■ GOAL ■
Print all the data, keeping every line exactly as it is.

■ ROWS ■
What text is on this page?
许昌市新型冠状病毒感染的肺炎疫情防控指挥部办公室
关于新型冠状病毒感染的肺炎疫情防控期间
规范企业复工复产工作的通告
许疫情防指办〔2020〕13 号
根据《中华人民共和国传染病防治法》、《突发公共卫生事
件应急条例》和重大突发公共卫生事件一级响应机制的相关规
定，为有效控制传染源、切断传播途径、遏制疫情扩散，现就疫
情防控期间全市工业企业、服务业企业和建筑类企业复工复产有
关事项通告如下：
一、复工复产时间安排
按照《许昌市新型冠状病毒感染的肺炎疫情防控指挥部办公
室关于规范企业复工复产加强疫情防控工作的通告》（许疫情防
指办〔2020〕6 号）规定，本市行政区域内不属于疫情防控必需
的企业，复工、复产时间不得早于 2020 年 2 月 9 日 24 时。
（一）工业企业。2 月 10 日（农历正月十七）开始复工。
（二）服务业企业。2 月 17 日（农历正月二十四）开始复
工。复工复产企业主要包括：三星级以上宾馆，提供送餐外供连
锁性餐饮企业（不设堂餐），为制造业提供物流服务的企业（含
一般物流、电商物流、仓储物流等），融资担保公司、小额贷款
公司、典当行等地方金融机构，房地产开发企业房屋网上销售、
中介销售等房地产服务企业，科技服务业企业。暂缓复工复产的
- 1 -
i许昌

■ SOLVED EXERCISE ■
What text is on this page?
许昌市新型冠状病毒感染的肺炎疫情防控指挥部办公室
关于新型冠状病毒感染的肺炎疫情防控期间
规范企业复工复产工作的通告
许疫情防指办〔2020〕13 号
根据《中华人民共和国传染病防治法》、《突发公共卫生事
件应急条例》和重大突发公共卫生事件一级响应机制的相关规
定，为有效控制传染源、切断传播途径、遏制疫情扩散，现就疫
情防控期间全市工业企业、服务业企业和建筑类企业复工复产有
关事项通告如下：
一、复工复产时间安排
按照《许昌市新型冠状病毒感染的肺炎疫情防控指挥部办公
室关于规范企业复工复产加强疫情防控工作的通告》（许疫情防
指办〔2020〕6 号）规定，本市行政区域内不属于疫情防控必需
的企业，复工、复产时间不得早于 2020 年 2 月 9 日 24 时。
（一）工业企业。2 月 10 日（农历正月十七）开始复工。
（二）服务业企业。2 月 17 日（农历正月二十四）开始复
工。复工复产企业主要包括：三星级以上宾馆，提供送餐外供连
锁性餐饮企业（不设堂餐），为制造业提供物流服务的企业（含
一般物流、电商物流、仓储物流等），融资担保公司、小额贷款
公司、典当行等地方金融机构，房地产开发企业房屋网上销售、
中介销售等房地产服务企业，科技服务业企业。暂缓复工复产的
- 1 -
i许昌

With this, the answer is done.